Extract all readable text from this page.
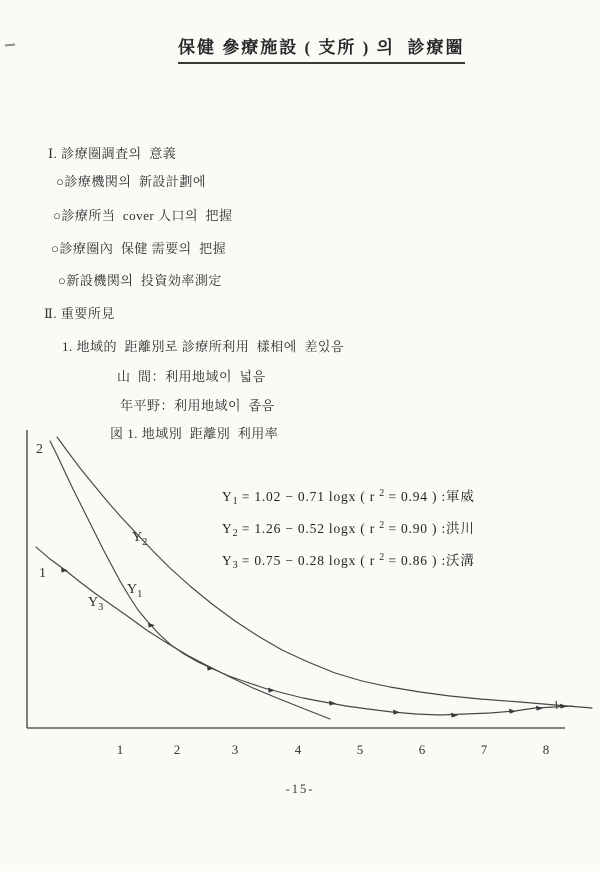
保健 參療施設 ( 支所 ) 의  診療圈
Ⅰ. 診療圈調査의  意義
○診療機関의  新設計劃에
○診療所当  cover 人口의  把握
○診療圈內  保健 需要의  把握
○新設機関의  投資効率測定
Ⅱ. 重要所見
1. 地域的  距離別로 診療所利用  樣相에  差있음
山  間：利用地域이  넓음
年平野：利用地域이  좁음
図 1. 地域別  距離別  利用率
$Y_1 = 1.02 - 0.71$ logx ( r $^2$ = 0.94 ) :軍威
$Y_2 = 1.26 - 0.52$ logx ( r $^2$ = 0.90 ) :洪川
$Y_3 = 0.75 - 0.28$ logx ( r $^2$ = 0.86 ) :沃溝
1	2	3	4	5	6	7	8
$Y_2$
2
$Y_1$
1
$Y_3$
-15-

========================

• _Exercise objective_
All of the lines above should be printed exactly, minus the pictures.

• _Response_
Extract all readable text from this page.
保健 參療施設 ( 支所 ) 의  診療圈
Ⅰ. 診療圈調査의  意義
○診療機関의  新設計劃에
○診療所当  cover 人口의  把握
○診療圈內  保健 需要의  把握
○新設機関의  投資効率測定
Ⅱ. 重要所見
1. 地域的  距離別로 診療所利用  樣相에  差있음
山  間：利用地域이  넓음
年平野：利用地域이  좁음
図 1. 地域別  距離別  利用率
$Y_1 = 1.02 - 0.71$ logx ( r $^2$ = 0.94 ) :軍威
$Y_2 = 1.26 - 0.52$ logx ( r $^2$ = 0.90 ) :洪川
$Y_3 = 0.75 - 0.28$ logx ( r $^2$ = 0.86 ) :沃溝
1	2	3	4	5	6	7	8
$Y_2$
2
$Y_1$
1
$Y_3$
-15-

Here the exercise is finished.